**GIVEN TASK**
Set down, in full, every record in the block.

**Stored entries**
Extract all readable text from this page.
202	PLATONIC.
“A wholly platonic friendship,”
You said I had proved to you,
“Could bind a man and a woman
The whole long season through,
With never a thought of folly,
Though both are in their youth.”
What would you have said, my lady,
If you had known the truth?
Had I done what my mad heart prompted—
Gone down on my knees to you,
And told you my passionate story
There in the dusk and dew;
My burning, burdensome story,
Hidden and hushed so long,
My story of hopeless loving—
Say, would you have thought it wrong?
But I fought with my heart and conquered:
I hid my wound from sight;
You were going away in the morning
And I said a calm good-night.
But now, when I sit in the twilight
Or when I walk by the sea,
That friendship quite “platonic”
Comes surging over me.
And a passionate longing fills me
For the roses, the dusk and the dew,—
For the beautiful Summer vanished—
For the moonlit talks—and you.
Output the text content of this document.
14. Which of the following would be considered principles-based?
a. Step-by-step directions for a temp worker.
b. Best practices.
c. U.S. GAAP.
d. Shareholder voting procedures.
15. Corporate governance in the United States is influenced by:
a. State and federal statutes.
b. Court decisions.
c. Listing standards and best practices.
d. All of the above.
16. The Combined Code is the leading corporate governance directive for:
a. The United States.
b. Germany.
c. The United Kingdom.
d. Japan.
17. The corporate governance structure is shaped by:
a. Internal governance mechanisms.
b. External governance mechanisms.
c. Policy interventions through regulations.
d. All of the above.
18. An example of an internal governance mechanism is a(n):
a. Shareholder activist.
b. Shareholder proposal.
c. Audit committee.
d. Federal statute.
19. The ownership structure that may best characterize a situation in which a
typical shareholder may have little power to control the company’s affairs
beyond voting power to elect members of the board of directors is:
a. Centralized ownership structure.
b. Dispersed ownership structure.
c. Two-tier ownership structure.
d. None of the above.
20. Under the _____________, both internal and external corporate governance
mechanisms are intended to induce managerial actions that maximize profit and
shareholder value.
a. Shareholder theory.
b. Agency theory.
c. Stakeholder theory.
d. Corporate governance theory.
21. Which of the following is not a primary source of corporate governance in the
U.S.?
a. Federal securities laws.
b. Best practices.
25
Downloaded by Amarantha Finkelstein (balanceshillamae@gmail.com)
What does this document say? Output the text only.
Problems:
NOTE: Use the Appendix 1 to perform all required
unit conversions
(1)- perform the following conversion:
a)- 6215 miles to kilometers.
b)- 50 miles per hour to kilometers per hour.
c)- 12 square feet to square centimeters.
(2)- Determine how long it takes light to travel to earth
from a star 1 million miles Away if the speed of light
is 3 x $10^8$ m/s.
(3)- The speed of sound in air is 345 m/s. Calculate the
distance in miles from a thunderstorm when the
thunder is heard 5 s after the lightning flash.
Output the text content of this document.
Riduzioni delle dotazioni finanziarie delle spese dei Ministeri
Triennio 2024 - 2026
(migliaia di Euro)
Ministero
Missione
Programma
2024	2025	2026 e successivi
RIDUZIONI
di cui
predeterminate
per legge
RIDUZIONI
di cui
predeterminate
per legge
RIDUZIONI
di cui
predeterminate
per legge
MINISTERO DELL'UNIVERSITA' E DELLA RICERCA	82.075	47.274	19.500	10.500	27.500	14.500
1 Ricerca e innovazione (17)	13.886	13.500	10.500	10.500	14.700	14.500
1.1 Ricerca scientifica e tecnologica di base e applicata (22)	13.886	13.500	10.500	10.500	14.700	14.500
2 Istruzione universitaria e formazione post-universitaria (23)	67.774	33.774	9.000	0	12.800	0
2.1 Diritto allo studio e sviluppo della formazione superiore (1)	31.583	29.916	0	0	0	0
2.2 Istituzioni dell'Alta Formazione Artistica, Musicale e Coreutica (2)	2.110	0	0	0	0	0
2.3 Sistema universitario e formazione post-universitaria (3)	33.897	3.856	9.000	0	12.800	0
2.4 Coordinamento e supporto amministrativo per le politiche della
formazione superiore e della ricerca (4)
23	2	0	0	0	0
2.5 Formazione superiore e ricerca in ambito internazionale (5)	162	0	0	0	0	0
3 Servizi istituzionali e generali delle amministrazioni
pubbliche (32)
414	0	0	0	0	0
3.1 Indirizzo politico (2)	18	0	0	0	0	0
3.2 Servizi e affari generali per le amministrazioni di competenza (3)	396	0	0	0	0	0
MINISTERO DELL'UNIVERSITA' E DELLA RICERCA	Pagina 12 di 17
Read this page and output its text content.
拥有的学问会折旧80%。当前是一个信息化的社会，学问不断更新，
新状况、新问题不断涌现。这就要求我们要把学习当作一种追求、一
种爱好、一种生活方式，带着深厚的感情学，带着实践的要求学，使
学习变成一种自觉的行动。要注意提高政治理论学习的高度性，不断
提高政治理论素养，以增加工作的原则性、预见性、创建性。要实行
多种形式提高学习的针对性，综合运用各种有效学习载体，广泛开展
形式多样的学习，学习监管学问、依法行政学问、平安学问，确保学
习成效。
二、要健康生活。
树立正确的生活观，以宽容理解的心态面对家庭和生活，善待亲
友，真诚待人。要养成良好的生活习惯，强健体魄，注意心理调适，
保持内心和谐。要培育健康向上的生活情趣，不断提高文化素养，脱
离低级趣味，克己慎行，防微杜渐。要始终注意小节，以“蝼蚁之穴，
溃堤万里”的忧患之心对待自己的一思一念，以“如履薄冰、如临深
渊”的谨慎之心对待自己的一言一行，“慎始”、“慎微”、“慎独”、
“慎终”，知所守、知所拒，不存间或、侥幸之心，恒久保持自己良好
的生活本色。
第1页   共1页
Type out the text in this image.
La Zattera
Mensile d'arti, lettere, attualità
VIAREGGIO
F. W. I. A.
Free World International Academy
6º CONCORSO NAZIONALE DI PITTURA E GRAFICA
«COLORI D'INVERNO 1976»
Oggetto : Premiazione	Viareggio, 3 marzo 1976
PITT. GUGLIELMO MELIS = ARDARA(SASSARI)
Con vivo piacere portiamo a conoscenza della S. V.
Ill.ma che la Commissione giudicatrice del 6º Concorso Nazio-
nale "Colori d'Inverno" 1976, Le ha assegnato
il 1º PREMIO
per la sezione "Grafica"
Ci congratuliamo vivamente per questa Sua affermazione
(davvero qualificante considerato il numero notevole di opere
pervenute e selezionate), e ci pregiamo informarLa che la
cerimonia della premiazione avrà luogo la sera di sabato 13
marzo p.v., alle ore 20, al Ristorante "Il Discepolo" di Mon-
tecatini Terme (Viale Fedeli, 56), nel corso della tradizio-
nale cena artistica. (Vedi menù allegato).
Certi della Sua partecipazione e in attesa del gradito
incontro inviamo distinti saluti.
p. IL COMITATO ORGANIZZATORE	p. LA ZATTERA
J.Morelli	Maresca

**TASK SOLUTION**
Extract all readable text from this page.
202	PLATONIC.
“A wholly platonic friendship,”
You said I had proved to you,
“Could bind a man and a woman
The whole long season through,
With never a thought of folly,
Though both are in their youth.”
What would you have said, my lady,
If you had known the truth?
Had I done what my mad heart prompted—
Gone down on my knees to you,
And told you my passionate story
There in the dusk and dew;
My burning, burdensome story,
Hidden and hushed so long,
My story of hopeless loving—
Say, would you have thought it wrong?
But I fought with my heart and conquered:
I hid my wound from sight;
You were going away in the morning
And I said a calm good-night.
But now, when I sit in the twilight
Or when I walk by the sea,
That friendship quite “platonic”
Comes surging over me.
And a passionate longing fills me
For the roses, the dusk and the dew,—
For the beautiful Summer vanished—
For the moonlit talks—and you.
Output the text content of this document.
14. Which of the following would be considered principles-based?
a. Step-by-step directions for a temp worker.
b. Best practices.
c. U.S. GAAP.
d. Shareholder voting procedures.
15. Corporate governance in the United States is influenced by:
a. State and federal statutes.
b. Court decisions.
c. Listing standards and best practices.
d. All of the above.
16. The Combined Code is the leading corporate governance directive for:
a. The United States.
b. Germany.
c. The United Kingdom.
d. Japan.
17. The corporate governance structure is shaped by:
a. Internal governance mechanisms.
b. External governance mechanisms.
c. Policy interventions through regulations.
d. All of the above.
18. An example of an internal governance mechanism is a(n):
a. Shareholder activist.
b. Shareholder proposal.
c. Audit committee.
d. Federal statute.
19. The ownership structure that may best characterize a situation in which a
typical shareholder may have little power to control the company’s affairs
beyond voting power to elect members of the board of directors is:
a. Centralized ownership structure.
b. Dispersed ownership structure.
c. Two-tier ownership structure.
d. None of the above.
20. Under the _____________, both internal and external corporate governance
mechanisms are intended to induce managerial actions that maximize profit and
shareholder value.
a. Shareholder theory.
b. Agency theory.
c. Stakeholder theory.
d. Corporate governance theory.
21. Which of the following is not a primary source of corporate governance in the
U.S.?
a. Federal securities laws.
b. Best practices.
25
Downloaded by Amarantha Finkelstein (balanceshillamae@gmail.com)
What does this document say? Output the text only.
Problems:
NOTE: Use the Appendix 1 to perform all required
unit conversions
(1)- perform the following conversion:
a)- 6215 miles to kilometers.
b)- 50 miles per hour to kilometers per hour.
c)- 12 square feet to square centimeters.
(2)- Determine how long it takes light to travel to earth
from a star 1 million miles Away if the speed of light
is 3 x $10^8$ m/s.
(3)- The speed of sound in air is 345 m/s. Calculate the
distance in miles from a thunderstorm when the
thunder is heard 5 s after the lightning flash.
Output the text content of this document.
Riduzioni delle dotazioni finanziarie delle spese dei Ministeri
Triennio 2024 - 2026
(migliaia di Euro)
Ministero
Missione
Programma
2024	2025	2026 e successivi
RIDUZIONI
di cui
predeterminate
per legge
RIDUZIONI
di cui
predeterminate
per legge
RIDUZIONI
di cui
predeterminate
per legge
MINISTERO DELL'UNIVERSITA' E DELLA RICERCA	82.075	47.274	19.500	10.500	27.500	14.500
1 Ricerca e innovazione (17)	13.886	13.500	10.500	10.500	14.700	14.500
1.1 Ricerca scientifica e tecnologica di base e applicata (22)	13.886	13.500	10.500	10.500	14.700	14.500
2 Istruzione universitaria e formazione post-universitaria (23)	67.774	33.774	9.000	0	12.800	0
2.1 Diritto allo studio e sviluppo della formazione superiore (1)	31.583	29.916	0	0	0	0
2.2 Istituzioni dell'Alta Formazione Artistica, Musicale e Coreutica (2)	2.110	0	0	0	0	0
2.3 Sistema universitario e formazione post-universitaria (3)	33.897	3.856	9.000	0	12.800	0
2.4 Coordinamento e supporto amministrativo per le politiche della
formazione superiore e della ricerca (4)
23	2	0	0	0	0
2.5 Formazione superiore e ricerca in ambito internazionale (5)	162	0	0	0	0	0
3 Servizi istituzionali e generali delle amministrazioni
pubbliche (32)
414	0	0	0	0	0
3.1 Indirizzo politico (2)	18	0	0	0	0	0
3.2 Servizi e affari generali per le amministrazioni di competenza (3)	396	0	0	0	0	0
MINISTERO DELL'UNIVERSITA' E DELLA RICERCA	Pagina 12 di 17
Read this page and output its text content.
拥有的学问会折旧80%。当前是一个信息化的社会，学问不断更新，
新状况、新问题不断涌现。这就要求我们要把学习当作一种追求、一
种爱好、一种生活方式，带着深厚的感情学，带着实践的要求学，使
学习变成一种自觉的行动。要注意提高政治理论学习的高度性，不断
提高政治理论素养，以增加工作的原则性、预见性、创建性。要实行
多种形式提高学习的针对性，综合运用各种有效学习载体，广泛开展
形式多样的学习，学习监管学问、依法行政学问、平安学问，确保学
习成效。
二、要健康生活。
树立正确的生活观，以宽容理解的心态面对家庭和生活，善待亲
友，真诚待人。要养成良好的生活习惯，强健体魄，注意心理调适，
保持内心和谐。要培育健康向上的生活情趣，不断提高文化素养，脱
离低级趣味，克己慎行，防微杜渐。要始终注意小节，以“蝼蚁之穴，
溃堤万里”的忧患之心对待自己的一思一念，以“如履薄冰、如临深
渊”的谨慎之心对待自己的一言一行，“慎始”、“慎微”、“慎独”、
“慎终”，知所守、知所拒，不存间或、侥幸之心，恒久保持自己良好
的生活本色。
第1页   共1页
Type out the text in this image.
La Zattera
Mensile d'arti, lettere, attualità
VIAREGGIO
F. W. I. A.
Free World International Academy
6º CONCORSO NAZIONALE DI PITTURA E GRAFICA
«COLORI D'INVERNO 1976»
Oggetto : Premiazione	Viareggio, 3 marzo 1976
PITT. GUGLIELMO MELIS = ARDARA(SASSARI)
Con vivo piacere portiamo a conoscenza della S. V.
Ill.ma che la Commissione giudicatrice del 6º Concorso Nazio-
nale "Colori d'Inverno" 1976, Le ha assegnato
il 1º PREMIO
per la sezione "Grafica"
Ci congratuliamo vivamente per questa Sua affermazione
(davvero qualificante considerato il numero notevole di opere
pervenute e selezionate), e ci pregiamo informarLa che la
cerimonia della premiazione avrà luogo la sera di sabato 13
marzo p.v., alle ore 20, al Ristorante "Il Discepolo" di Mon-
tecatini Terme (Viale Fedeli, 56), nel corso della tradizio-
nale cena artistica. (Vedi menù allegato).
Certi della Sua partecipazione e in attesa del gradito
incontro inviamo distinti saluti.
p. IL COMITATO ORGANIZZATORE	p. LA ZATTERA
J.Morelli	Maresca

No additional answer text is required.